[REQUIREMENT]: Extract every line where the string "color" appears.
--- Begin ---
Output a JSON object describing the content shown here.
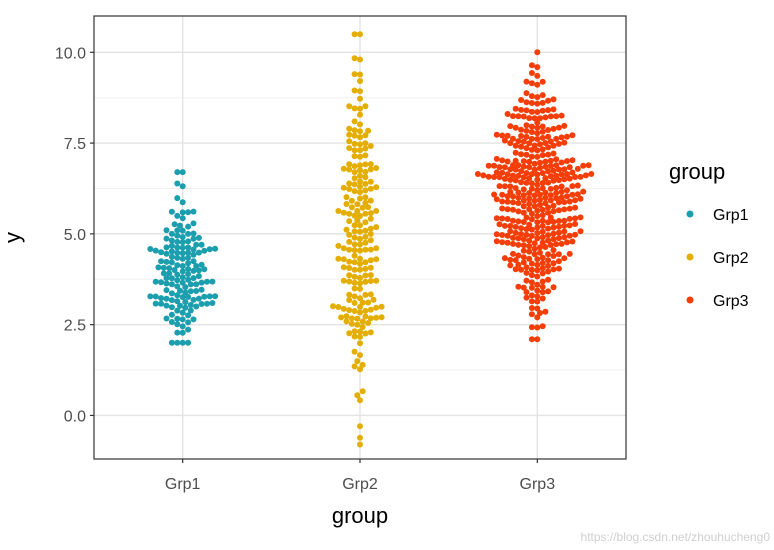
{
  "chart_data": {
    "type": "scatter",
    "subtype": "beeswarm",
    "xlabel": "group",
    "ylabel": "y",
    "categories": [
      "Grp1",
      "Grp2",
      "Grp3"
    ],
    "ylim": [
      -1.2,
      11.0
    ],
    "yticks": [
      0.0,
      2.5,
      5.0,
      7.5,
      10.0
    ],
    "ytick_labels": [
      "0.0",
      "2.5",
      "5.0",
      "7.5",
      "10.0"
    ],
    "grid": true,
    "legend": {
      "title": "group",
      "position": "right"
    },
    "series": [
      {
        "name": "Grp1",
        "color": "#1B9EAD",
        "n": 150,
        "mean": 4.0,
        "sd": 1.0,
        "min": 2.0,
        "max": 6.7,
        "seed": 11
      },
      {
        "name": "Grp2",
        "color": "#E3AE00",
        "n": 200,
        "mean": 4.8,
        "sd": 2.0,
        "min": -0.8,
        "max": 10.5,
        "seed": 23
      },
      {
        "name": "Grp3",
        "color": "#F53E07",
        "n": 400,
        "mean": 6.0,
        "sd": 1.5,
        "min": 2.1,
        "max": 10.0,
        "seed": 37
      }
    ]
  },
  "watermark": "https://blog.csdn.net/zhouhucheng0"
}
--- End ---
[PROBLEM SOLUTION]:
        "color": "#1B9EAD",
        "color": "#E3AE00",
        "color": "#F53E07",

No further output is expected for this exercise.